## What you are asked to do:
Copy out the listing exactly.

## Excerpted records:
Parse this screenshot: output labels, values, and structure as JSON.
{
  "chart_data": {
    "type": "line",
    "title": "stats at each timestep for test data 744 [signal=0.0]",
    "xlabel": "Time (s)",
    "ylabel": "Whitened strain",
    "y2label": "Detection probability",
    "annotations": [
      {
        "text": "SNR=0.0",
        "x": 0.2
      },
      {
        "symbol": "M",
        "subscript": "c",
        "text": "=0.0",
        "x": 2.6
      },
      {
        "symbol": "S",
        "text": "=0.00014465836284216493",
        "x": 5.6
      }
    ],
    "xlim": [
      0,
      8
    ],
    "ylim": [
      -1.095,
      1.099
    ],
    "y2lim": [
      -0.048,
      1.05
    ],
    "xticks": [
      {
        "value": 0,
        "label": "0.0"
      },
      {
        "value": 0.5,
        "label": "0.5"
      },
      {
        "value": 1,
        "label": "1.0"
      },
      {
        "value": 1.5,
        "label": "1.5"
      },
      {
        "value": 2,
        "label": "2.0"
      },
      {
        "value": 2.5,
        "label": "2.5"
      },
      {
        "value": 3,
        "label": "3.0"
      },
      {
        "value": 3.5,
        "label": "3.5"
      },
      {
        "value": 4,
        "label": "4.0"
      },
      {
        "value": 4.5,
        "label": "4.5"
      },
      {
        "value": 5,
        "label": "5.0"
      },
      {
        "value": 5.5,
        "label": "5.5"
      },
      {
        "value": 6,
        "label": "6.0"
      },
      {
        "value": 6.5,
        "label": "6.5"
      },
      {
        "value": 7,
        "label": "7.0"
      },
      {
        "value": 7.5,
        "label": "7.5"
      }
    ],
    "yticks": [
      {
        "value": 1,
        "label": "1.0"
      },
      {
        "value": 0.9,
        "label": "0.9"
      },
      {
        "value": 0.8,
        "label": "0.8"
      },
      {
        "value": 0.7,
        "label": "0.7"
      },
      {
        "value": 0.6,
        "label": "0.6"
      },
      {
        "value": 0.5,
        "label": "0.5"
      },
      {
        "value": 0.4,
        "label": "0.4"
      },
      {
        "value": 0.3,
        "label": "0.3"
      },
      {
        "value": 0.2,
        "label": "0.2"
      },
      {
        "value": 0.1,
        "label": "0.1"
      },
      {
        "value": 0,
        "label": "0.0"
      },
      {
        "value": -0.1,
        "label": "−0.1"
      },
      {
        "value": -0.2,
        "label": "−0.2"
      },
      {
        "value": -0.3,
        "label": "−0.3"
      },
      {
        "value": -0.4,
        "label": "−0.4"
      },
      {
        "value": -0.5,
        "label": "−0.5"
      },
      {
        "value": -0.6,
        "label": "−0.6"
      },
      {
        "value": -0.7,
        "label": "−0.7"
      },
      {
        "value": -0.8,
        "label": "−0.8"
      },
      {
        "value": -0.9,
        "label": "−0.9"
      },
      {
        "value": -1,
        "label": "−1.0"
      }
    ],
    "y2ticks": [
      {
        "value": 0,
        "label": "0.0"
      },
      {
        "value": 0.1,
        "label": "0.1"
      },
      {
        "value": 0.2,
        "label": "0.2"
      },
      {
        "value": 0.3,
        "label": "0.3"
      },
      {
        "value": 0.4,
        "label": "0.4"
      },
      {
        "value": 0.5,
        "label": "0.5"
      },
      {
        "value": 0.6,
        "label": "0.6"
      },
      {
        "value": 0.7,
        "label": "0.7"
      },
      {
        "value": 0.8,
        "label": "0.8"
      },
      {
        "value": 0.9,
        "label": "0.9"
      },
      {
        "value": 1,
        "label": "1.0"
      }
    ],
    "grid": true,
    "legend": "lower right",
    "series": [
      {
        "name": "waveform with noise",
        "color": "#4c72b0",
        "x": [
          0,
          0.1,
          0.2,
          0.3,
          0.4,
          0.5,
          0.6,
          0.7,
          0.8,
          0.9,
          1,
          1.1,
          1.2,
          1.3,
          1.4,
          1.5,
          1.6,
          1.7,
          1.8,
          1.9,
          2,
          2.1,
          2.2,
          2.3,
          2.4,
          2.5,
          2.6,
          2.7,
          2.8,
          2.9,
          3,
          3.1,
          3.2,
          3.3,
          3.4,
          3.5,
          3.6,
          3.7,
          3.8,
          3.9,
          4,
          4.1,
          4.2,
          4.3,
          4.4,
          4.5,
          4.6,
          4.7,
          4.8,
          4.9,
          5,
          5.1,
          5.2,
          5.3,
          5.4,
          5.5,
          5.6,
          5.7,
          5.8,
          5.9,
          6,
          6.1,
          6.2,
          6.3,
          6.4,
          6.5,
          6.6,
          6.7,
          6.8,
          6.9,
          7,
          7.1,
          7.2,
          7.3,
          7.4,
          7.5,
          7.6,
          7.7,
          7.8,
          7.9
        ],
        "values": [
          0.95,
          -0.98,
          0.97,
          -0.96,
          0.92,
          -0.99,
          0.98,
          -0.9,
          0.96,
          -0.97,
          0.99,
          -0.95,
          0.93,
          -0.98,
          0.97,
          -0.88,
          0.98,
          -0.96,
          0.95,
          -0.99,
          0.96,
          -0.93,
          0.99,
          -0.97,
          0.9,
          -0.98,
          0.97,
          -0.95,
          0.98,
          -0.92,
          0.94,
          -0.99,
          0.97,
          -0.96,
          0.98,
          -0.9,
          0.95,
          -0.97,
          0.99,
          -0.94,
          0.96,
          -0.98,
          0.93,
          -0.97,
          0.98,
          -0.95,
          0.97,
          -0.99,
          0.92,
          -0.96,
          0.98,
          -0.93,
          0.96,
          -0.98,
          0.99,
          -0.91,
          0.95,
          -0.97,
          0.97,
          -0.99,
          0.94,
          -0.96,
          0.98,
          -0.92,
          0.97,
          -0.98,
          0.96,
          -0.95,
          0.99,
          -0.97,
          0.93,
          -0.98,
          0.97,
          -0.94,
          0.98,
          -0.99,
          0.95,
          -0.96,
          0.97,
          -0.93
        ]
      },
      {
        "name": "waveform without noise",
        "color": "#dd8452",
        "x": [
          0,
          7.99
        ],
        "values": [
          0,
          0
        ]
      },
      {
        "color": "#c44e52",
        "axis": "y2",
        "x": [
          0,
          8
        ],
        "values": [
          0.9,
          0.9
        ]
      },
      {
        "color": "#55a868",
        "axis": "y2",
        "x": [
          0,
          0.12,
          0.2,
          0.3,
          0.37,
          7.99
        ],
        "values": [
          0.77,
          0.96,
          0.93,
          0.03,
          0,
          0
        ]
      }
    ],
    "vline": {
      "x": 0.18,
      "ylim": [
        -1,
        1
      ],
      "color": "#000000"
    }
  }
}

## Reply to the task:
Parse this screenshot: output labels, values, and structure as JSON.
{
  "chart_data": {
    "type": "line",
    "title": "stats at each timestep for test data 744 [signal=0.0]",
    "xlabel": "Time (s)",
    "ylabel": "Whitened strain",
    "y2label": "Detection probability",
    "annotations": [
      {
        "text": "SNR=0.0",
        "x": 0.2
      },
      {
        "symbol": "M",
        "subscript": "c",
        "text": "=0.0",
        "x": 2.6
      },
      {
        "symbol": "S",
        "text": "=0.00014465836284216493",
        "x": 5.6
      }
    ],
    "xlim": [
      0,
      8
    ],
    "ylim": [
      -1.095,
      1.099
    ],
    "y2lim": [
      -0.048,
      1.05
    ],
    "xticks": [
      {
        "value": 0,
        "label": "0.0"
      },
      {
        "value": 0.5,
        "label": "0.5"
      },
      {
        "value": 1,
        "label": "1.0"
      },
      {
        "value": 1.5,
        "label": "1.5"
      },
      {
        "value": 2,
        "label": "2.0"
      },
      {
        "value": 2.5,
        "label": "2.5"
      },
      {
        "value": 3,
        "label": "3.0"
      },
      {
        "value": 3.5,
        "label": "3.5"
      },
      {
        "value": 4,
        "label": "4.0"
      },
      {
        "value": 4.5,
        "label": "4.5"
      },
      {
        "value": 5,
        "label": "5.0"
      },
      {
        "value": 5.5,
        "label": "5.5"
      },
      {
        "value": 6,
        "label": "6.0"
      },
      {
        "value": 6.5,
        "label": "6.5"
      },
      {
        "value": 7,
        "label": "7.0"
      },
      {
        "value": 7.5,
        "label": "7.5"
      }
    ],
    "yticks": [
      {
        "value": 1,
        "label": "1.0"
      },
      {
        "value": 0.9,
        "label": "0.9"
      },
      {
        "value": 0.8,
        "label": "0.8"
      },
      {
        "value": 0.7,
        "label": "0.7"
      },
      {
        "value": 0.6,
        "label": "0.6"
      },
      {
        "value": 0.5,
        "label": "0.5"
      },
      {
        "value": 0.4,
        "label": "0.4"
      },
      {
        "value": 0.3,
        "label": "0.3"
      },
      {
        "value": 0.2,
        "label": "0.2"
      },
      {
        "value": 0.1,
        "label": "0.1"
      },
      {
        "value": 0,
        "label": "0.0"
      },
      {
        "value": -0.1,
        "label": "−0.1"
      },
      {
        "value": -0.2,
        "label": "−0.2"
      },
      {
        "value": -0.3,
        "label": "−0.3"
      },
      {
        "value": -0.4,
        "label": "−0.4"
      },
      {
        "value": -0.5,
        "label": "−0.5"
      },
      {
        "value": -0.6,
        "label": "−0.6"
      },
      {
        "value": -0.7,
        "label": "−0.7"
      },
      {
        "value": -0.8,
        "label": "−0.8"
      },
      {
        "value": -0.9,
        "label": "−0.9"
      },
      {
        "value": -1,
        "label": "−1.0"
      }
    ],
    "y2ticks": [
      {
        "value": 0,
        "label": "0.0"
      },
      {
        "value": 0.1,
        "label": "0.1"
      },
      {
        "value": 0.2,
        "label": "0.2"
      },
      {
        "value": 0.3,
        "label": "0.3"
      },
      {
        "value": 0.4,
        "label": "0.4"
      },
      {
        "value": 0.5,
        "label": "0.5"
      },
      {
        "value": 0.6,
        "label": "0.6"
      },
      {
        "value": 0.7,
        "label": "0.7"
      },
      {
        "value": 0.8,
        "label": "0.8"
      },
      {
        "value": 0.9,
        "label": "0.9"
      },
      {
        "value": 1,
        "label": "1.0"
      }
    ],
    "grid": true,
    "legend": "lower right",
    "series": [
      {
        "name": "waveform with noise",
        "color": "#4c72b0",
        "x": [
          0,
          0.1,
          0.2,
          0.3,
          0.4,
          0.5,
          0.6,
          0.7,
          0.8,
          0.9,
          1,
          1.1,
          1.2,
          1.3,
          1.4,
          1.5,
          1.6,
          1.7,
          1.8,
          1.9,
          2,
          2.1,
          2.2,
          2.3,
          2.4,
          2.5,
          2.6,
          2.7,
          2.8,
          2.9,
          3,
          3.1,
          3.2,
          3.3,
          3.4,
          3.5,
          3.6,
          3.7,
          3.8,
          3.9,
          4,
          4.1,
          4.2,
          4.3,
          4.4,
          4.5,
          4.6,
          4.7,
          4.8,
          4.9,
          5,
          5.1,
          5.2,
          5.3,
          5.4,
          5.5,
          5.6,
          5.7,
          5.8,
          5.9,
          6,
          6.1,
          6.2,
          6.3,
          6.4,
          6.5,
          6.6,
          6.7,
          6.8,
          6.9,
          7,
          7.1,
          7.2,
          7.3,
          7.4,
          7.5,
          7.6,
          7.7,
          7.8,
          7.9
        ],
        "values": [
          0.95,
          -0.98,
          0.97,
          -0.96,
          0.92,
          -0.99,
          0.98,
          -0.9,
          0.96,
          -0.97,
          0.99,
          -0.95,
          0.93,
          -0.98,
          0.97,
          -0.88,
          0.98,
          -0.96,
          0.95,
          -0.99,
          0.96,
          -0.93,
          0.99,
          -0.97,
          0.9,
          -0.98,
          0.97,
          -0.95,
          0.98,
          -0.92,
          0.94,
          -0.99,
          0.97,
          -0.96,
          0.98,
          -0.9,
          0.95,
          -0.97,
          0.99,
          -0.94,
          0.96,
          -0.98,
          0.93,
          -0.97,
          0.98,
          -0.95,
          0.97,
          -0.99,
          0.92,
          -0.96,
          0.98,
          -0.93,
          0.96,
          -0.98,
          0.99,
          -0.91,
          0.95,
          -0.97,
          0.97,
          -0.99,
          0.94,
          -0.96,
          0.98,
          -0.92,
          0.97,
          -0.98,
          0.96,
          -0.95,
          0.99,
          -0.97,
          0.93,
          -0.98,
          0.97,
          -0.94,
          0.98,
          -0.99,
          0.95,
          -0.96,
          0.97,
          -0.93
        ]
      },
      {
        "name": "waveform without noise",
        "color": "#dd8452",
        "x": [
          0,
          7.99
        ],
        "values": [
          0,
          0
        ]
      },
      {
        "color": "#c44e52",
        "axis": "y2",
        "x": [
          0,
          8
        ],
        "values": [
          0.9,
          0.9
        ]
      },
      {
        "color": "#55a868",
        "axis": "y2",
        "x": [
          0,
          0.12,
          0.2,
          0.3,
          0.37,
          7.99
        ],
        "values": [
          0.77,
          0.96,
          0.93,
          0.03,
          0,
          0
        ]
      }
    ],
    "vline": {
      "x": 0.18,
      "ylim": [
        -1,
        1
      ],
      "color": "#000000"
    }
  }
}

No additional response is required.